**WHAT YOU NEED TO DO**
Lines that contain the string "annotation" are to be copied; leave out all others.

**EXERCISE DATA**
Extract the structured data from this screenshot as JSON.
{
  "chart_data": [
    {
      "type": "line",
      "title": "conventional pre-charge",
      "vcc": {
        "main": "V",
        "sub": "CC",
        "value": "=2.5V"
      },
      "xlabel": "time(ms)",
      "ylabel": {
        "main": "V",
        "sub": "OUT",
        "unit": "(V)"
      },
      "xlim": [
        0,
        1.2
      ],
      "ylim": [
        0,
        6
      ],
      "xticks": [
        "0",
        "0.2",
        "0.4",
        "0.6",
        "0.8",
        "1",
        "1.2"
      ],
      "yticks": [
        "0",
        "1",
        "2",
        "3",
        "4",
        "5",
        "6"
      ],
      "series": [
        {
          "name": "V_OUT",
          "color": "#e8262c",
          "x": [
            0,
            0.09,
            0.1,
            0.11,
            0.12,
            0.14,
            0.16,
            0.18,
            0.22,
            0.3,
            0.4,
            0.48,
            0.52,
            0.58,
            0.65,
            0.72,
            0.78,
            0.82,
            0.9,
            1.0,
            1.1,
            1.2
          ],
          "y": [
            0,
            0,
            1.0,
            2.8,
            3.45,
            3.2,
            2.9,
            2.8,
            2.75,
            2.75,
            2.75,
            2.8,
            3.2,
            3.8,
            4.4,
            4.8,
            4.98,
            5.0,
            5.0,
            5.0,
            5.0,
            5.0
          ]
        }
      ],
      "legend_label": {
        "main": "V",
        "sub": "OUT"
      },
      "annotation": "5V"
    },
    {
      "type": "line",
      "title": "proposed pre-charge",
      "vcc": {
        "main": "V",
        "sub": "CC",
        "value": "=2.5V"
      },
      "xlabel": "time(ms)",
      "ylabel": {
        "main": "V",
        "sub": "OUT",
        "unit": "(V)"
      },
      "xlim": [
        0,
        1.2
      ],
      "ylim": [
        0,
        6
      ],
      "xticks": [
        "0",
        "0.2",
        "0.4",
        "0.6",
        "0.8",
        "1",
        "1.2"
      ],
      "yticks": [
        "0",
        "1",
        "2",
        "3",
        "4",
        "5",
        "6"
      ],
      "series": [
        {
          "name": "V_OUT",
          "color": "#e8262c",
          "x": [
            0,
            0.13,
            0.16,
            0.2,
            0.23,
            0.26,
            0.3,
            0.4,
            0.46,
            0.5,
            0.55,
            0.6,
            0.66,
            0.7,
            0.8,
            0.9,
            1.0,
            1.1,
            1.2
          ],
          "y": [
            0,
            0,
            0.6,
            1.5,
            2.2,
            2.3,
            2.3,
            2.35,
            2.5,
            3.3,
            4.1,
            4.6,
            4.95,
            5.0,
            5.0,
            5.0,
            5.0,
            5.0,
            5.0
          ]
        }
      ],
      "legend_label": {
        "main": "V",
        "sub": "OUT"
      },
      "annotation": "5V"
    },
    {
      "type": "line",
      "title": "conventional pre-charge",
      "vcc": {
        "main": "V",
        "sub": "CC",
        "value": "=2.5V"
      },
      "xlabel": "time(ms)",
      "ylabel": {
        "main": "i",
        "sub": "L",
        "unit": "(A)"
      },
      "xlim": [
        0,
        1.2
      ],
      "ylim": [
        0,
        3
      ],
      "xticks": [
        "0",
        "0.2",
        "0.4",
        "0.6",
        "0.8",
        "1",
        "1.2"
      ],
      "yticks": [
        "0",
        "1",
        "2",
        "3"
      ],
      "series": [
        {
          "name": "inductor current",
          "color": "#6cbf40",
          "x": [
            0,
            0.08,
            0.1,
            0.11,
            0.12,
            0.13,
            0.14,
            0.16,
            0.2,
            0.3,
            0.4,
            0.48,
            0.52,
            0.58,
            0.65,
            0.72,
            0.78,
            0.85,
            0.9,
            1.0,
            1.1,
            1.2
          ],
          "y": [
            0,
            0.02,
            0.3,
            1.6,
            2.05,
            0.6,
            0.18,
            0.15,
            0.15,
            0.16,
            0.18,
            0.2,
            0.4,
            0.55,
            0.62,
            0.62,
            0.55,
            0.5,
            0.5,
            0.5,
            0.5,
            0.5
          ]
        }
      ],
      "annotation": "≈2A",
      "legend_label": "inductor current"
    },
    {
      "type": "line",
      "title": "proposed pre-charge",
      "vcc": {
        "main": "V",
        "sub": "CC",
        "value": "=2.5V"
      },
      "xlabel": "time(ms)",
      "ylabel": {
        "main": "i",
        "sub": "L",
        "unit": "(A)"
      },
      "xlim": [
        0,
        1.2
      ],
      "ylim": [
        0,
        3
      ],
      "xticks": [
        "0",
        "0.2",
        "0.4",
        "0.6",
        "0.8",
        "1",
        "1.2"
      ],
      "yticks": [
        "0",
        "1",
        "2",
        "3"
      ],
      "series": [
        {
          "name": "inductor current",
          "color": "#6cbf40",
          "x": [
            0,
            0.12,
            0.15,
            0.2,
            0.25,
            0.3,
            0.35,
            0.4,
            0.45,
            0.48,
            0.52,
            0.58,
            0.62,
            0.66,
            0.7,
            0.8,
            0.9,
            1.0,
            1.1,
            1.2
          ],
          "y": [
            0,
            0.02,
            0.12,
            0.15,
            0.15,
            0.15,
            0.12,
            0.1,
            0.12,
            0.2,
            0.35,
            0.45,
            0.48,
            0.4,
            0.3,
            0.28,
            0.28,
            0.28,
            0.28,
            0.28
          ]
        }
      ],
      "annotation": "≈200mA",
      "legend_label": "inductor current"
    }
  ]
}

**EXERCISE OUTPUT**
      "annotation": "5V"
      "annotation": "5V"
      "annotation": "≈2A",
      "annotation": "≈200mA",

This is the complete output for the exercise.